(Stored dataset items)
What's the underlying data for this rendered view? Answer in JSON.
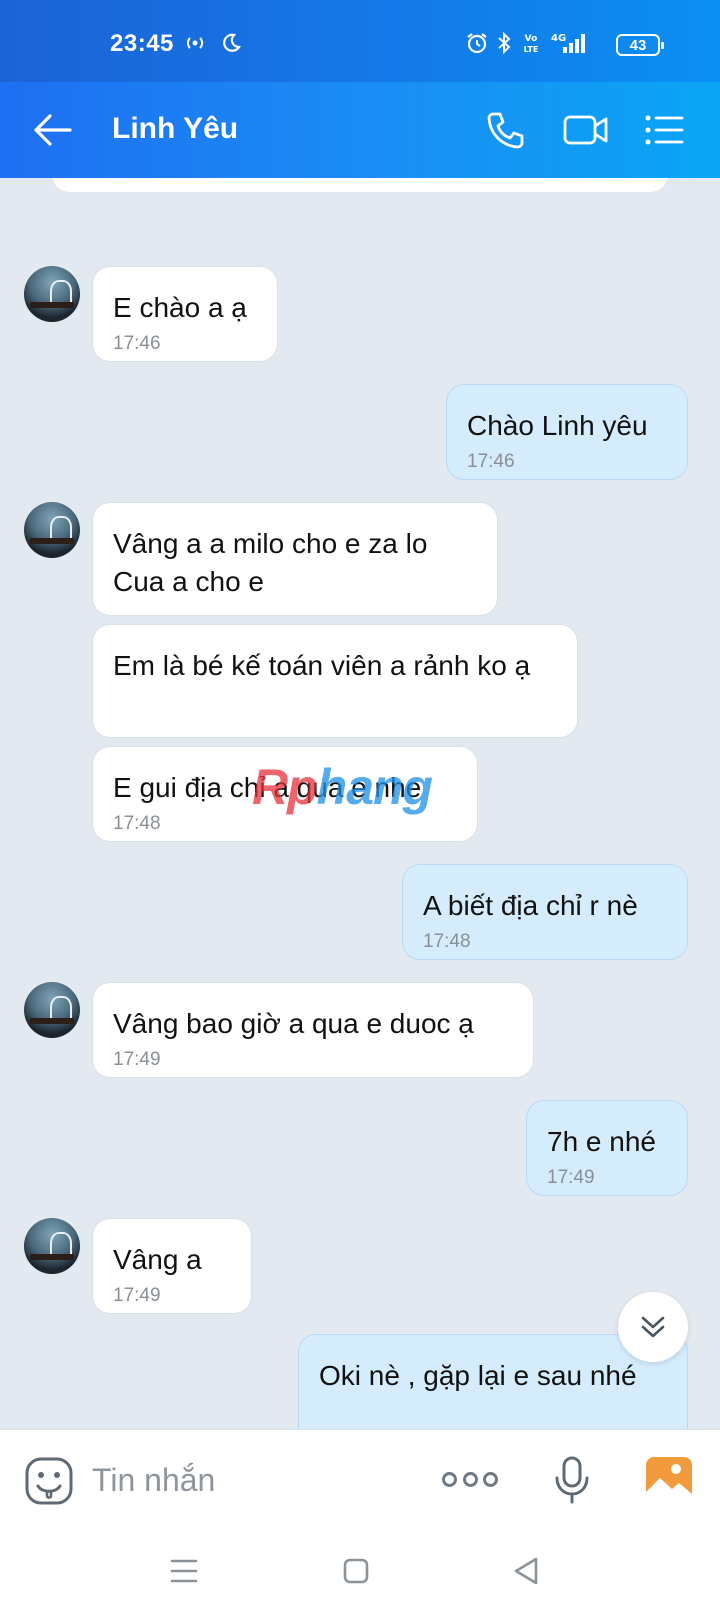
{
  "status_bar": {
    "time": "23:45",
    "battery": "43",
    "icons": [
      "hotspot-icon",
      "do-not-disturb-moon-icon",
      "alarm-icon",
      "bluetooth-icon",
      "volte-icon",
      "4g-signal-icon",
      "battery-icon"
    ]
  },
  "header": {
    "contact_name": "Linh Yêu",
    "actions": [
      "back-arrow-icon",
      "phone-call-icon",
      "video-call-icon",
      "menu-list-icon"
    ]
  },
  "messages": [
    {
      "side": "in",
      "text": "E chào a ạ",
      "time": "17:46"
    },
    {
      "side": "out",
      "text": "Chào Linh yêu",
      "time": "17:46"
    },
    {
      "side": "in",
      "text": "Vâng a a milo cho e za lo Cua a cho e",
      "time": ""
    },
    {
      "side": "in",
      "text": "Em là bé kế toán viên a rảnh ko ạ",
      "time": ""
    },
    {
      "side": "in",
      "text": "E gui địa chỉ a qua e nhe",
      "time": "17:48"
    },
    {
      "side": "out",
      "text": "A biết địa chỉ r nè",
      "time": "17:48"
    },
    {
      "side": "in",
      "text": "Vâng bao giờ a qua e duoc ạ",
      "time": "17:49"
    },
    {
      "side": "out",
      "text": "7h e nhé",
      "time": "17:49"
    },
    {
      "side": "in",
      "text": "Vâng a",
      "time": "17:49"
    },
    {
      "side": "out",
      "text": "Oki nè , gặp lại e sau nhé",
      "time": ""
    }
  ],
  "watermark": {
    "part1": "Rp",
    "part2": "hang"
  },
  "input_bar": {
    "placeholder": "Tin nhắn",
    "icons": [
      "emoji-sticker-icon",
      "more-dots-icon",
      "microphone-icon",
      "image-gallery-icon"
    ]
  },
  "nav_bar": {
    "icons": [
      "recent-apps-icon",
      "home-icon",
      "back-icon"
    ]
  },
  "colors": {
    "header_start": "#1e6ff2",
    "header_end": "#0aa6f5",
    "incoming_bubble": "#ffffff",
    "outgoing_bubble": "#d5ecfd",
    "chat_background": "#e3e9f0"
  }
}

What the task requires: Only the number is wanted: how many lines in the data include the string "Linh"?

Answer in full: 2